-- PASSAGE SHOWN follows --

The rule never intended to cause concern about such issues, says Joseph L. Pokorney, vice president of Phoenix Health Systems in Montgomery Village, MD. "I don’t think there was anything in the original intent that was designed to limit the delivery of care in the sense of pharmacists speaking with patients about medications or anything else."
Pharmacists — either salaried or contractors — are covered under the rule if they operate and treat patients within their provider environment. "The intent was not to get separate consents for every department that deals with that patient," Pokorney says. "The intent was to get the consent for that covered entity." Under the definition of either treatment or operations, pharmacists would be covered in their routine dispensing of drugs, filling prescriptions, or giving advice to a patient.
But what about formal or informal conversations with other health care providers about drug therapy or patient treatment? "As long as the discussion is about a specific patient and progress or lack of progress of that patient to a drug therapy or any other sort of combination of treatments, there would be nothing in this regulation that would limit a pharmacist who is a care provider from discussing that with a physician or someone who was treating that same patient," says Pokorney. This is different from having a casual interest in how a particular drug seems to be working on a half-dozen patients without any focus or purpose to the conversation. "As long as [the communication] relates to treatment or a specific patient, it is going to be covered under that same definition of delivering care," he points out. The rule does require, however, that hospitals provide reasonable precautions to protect confidential information, such as using curtains or screens.
This guidance, which was published in early July, is the first in a series expected from HHS. Pokorney doesn’t anticipate any dramatic changes or delays in the remaining guidances. "I’m sure that sometime in the next few months, by the end of this year at the latest, [HHS] will probably go through the normal NPRM (Notice of Proposed Rulemaking) process of submitting some suggested changes — I don’t think they will be significant or dramatic. I believe [HHS] will want to get that process completed so that it does not impact the April 2003 date."
Some congressmen and medical groups, however, are trying to get the regulation halted altogether. For example, several bills have been introduced in Congress that would delay the HIPAA effective date. The South Carolina Medical Association in Columbia and the Louisiana State Medical Society in Metairie also have asked the U.S. District Court in South Carolina to overturn portions of the regulation. The suit argues that HHS’ issuance of the rule is an unconstitutional delegation of congressional authority. The suit also alleges that the HIPAA clause on pre-emption by more stringent state laws violates constitutional due process protection because it is too vague.
The Association of American Physicians and Surgeons (AAPS) in Tucson, AZ, has filed a lawsuit against HHS, too. This suit challenges the actual constitutionality of the regulations themselves based on the content and outcomes. The lawsuit claims that the regulations illegally violate the Constitution and Amendments, as well as the Paperwork Reduction Act.
Pokorney calls these lawsuits "delaying tactics" and doesn’t expect them to have any impact on the regulation. "I think there is a possibility that when the [HIPAA] security regulation is published, which will then give us a final date for security [implementation], there might be some move via a change in regulation to make all the effective dates the same. That could also take the form of just relaxed enforcement as opposed to an official changing of the compliance date."

-- PASSAGE SHOWN concluded --
-- DATA EXCERPTS follows --

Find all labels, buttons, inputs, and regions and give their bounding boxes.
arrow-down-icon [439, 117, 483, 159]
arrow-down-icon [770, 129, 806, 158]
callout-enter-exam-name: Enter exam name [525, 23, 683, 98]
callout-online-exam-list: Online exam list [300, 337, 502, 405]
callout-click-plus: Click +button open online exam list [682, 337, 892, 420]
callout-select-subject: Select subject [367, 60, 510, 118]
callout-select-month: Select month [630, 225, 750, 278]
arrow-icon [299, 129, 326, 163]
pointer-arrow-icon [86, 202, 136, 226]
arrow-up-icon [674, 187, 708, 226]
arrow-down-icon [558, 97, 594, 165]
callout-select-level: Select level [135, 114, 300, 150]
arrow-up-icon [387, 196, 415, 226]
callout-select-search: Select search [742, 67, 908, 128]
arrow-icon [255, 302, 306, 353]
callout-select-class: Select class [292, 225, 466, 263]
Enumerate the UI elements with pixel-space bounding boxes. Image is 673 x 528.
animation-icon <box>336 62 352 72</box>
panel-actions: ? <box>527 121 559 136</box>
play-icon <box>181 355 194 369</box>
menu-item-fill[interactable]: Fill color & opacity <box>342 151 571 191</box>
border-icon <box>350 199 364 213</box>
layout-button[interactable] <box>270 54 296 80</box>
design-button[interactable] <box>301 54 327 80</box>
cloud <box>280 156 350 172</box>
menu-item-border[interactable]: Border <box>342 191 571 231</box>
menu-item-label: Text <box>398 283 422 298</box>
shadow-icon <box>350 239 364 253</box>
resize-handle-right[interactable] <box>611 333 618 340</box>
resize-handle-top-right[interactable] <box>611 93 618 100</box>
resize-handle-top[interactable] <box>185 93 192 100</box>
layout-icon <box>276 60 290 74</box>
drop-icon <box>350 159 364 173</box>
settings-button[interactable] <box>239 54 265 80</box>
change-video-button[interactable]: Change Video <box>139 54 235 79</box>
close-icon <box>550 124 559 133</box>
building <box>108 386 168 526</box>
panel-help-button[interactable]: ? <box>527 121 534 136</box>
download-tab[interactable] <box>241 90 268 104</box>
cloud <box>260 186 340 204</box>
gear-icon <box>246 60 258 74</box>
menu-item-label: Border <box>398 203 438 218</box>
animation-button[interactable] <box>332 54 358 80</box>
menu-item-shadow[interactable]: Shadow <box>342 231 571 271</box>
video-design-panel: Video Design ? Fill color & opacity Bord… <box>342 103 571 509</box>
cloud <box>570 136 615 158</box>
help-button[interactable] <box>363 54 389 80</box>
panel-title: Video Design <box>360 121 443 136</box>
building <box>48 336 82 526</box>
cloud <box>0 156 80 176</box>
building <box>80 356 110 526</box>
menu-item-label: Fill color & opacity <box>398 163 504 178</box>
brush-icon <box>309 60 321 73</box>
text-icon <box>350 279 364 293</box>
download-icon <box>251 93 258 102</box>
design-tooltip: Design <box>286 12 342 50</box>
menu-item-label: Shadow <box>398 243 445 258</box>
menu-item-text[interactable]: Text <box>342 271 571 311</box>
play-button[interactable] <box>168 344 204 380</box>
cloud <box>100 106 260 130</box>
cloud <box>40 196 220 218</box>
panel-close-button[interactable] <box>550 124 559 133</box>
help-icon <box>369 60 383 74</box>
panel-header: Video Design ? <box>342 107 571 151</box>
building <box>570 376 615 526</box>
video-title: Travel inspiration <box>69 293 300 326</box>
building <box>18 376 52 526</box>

-- DATA EXCERPTS concluded --

ASSIGNED TASK:
From the text on the HIPAA privacy rule, copy word for word the part starting at "The rule never" and ending at "to a patient.".

TASK RESULT:
The rule never intended to cause concern about such issues, says Joseph L. Pokorney, vice president of Phoenix Health Systems in Montgomery Village, MD. "I don’t think there was anything in the original intent that was designed to limit the delivery of care in the sense of pharmacists speaking with patients about medications or anything else."
Pharmacists — either salaried or contractors — are covered under the rule if they operate and treat patients within their provider environment. "The intent was not to get separate consents for every department that deals with that patient," Pokorney says. "The intent was to get the consent for that covered entity." Under the definition of either treatment or operations, pharmacists would be covered in their routine dispensing of drugs, filling prescriptions, or giving advice to a patient.